- **Work instructions**
Go through the records and extract every line with the word "document".

— Begin —

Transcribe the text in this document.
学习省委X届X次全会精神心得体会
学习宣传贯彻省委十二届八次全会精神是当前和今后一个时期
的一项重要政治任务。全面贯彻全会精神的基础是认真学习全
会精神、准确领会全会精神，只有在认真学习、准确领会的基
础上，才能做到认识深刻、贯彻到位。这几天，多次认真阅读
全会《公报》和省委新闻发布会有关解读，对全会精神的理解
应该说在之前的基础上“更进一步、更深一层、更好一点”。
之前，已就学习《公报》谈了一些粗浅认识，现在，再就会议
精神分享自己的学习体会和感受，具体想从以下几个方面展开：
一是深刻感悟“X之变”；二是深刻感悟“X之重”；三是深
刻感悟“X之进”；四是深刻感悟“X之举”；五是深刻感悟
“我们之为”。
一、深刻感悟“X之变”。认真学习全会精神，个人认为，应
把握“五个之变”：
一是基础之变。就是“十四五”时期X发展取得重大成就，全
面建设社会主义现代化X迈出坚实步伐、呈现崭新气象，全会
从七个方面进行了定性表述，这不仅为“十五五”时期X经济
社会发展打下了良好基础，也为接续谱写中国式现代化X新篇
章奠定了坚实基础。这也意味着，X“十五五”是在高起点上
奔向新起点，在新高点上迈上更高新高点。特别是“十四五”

— End —
— Begin —

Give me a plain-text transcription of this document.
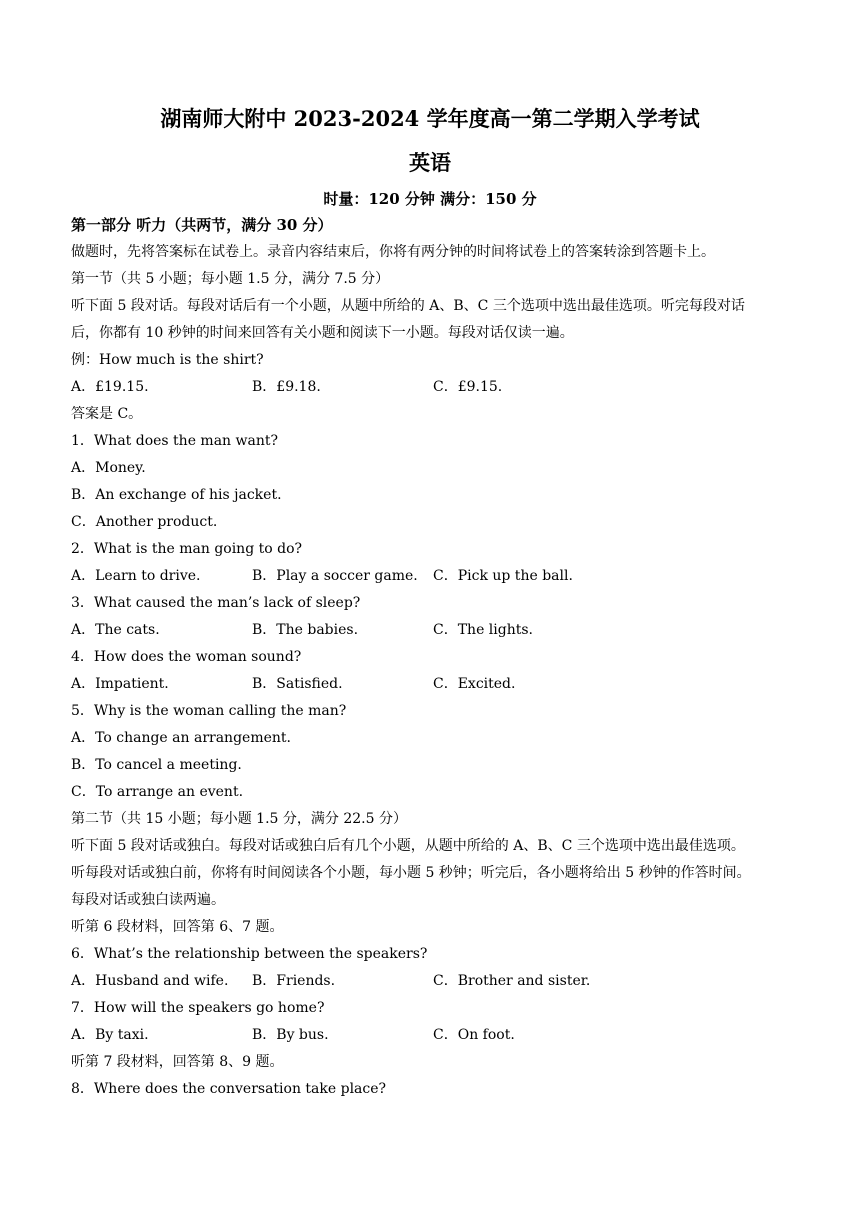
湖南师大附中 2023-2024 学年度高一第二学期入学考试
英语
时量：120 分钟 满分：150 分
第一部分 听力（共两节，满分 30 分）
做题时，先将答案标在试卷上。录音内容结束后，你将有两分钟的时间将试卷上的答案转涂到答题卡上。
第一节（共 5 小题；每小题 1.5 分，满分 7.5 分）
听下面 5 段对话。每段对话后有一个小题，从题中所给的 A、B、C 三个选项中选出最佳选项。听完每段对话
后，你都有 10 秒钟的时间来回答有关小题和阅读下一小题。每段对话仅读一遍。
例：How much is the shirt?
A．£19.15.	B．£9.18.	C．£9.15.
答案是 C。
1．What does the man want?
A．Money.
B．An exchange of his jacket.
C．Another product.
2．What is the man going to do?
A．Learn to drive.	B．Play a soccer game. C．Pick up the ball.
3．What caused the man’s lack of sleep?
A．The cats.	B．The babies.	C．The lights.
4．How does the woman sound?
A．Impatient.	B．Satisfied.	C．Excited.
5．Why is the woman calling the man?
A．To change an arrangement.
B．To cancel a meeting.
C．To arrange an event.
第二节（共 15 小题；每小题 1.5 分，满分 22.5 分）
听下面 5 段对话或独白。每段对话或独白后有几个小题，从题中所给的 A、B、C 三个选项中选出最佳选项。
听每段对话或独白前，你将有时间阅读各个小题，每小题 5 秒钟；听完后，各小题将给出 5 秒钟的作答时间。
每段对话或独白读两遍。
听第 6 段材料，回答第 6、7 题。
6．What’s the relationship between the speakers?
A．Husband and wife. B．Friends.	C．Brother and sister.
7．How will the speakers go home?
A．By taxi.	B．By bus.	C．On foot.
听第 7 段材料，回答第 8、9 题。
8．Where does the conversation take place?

— End —

- **Expected answer**
Transcribe the text in this document.
Give me a plain-text transcription of this document.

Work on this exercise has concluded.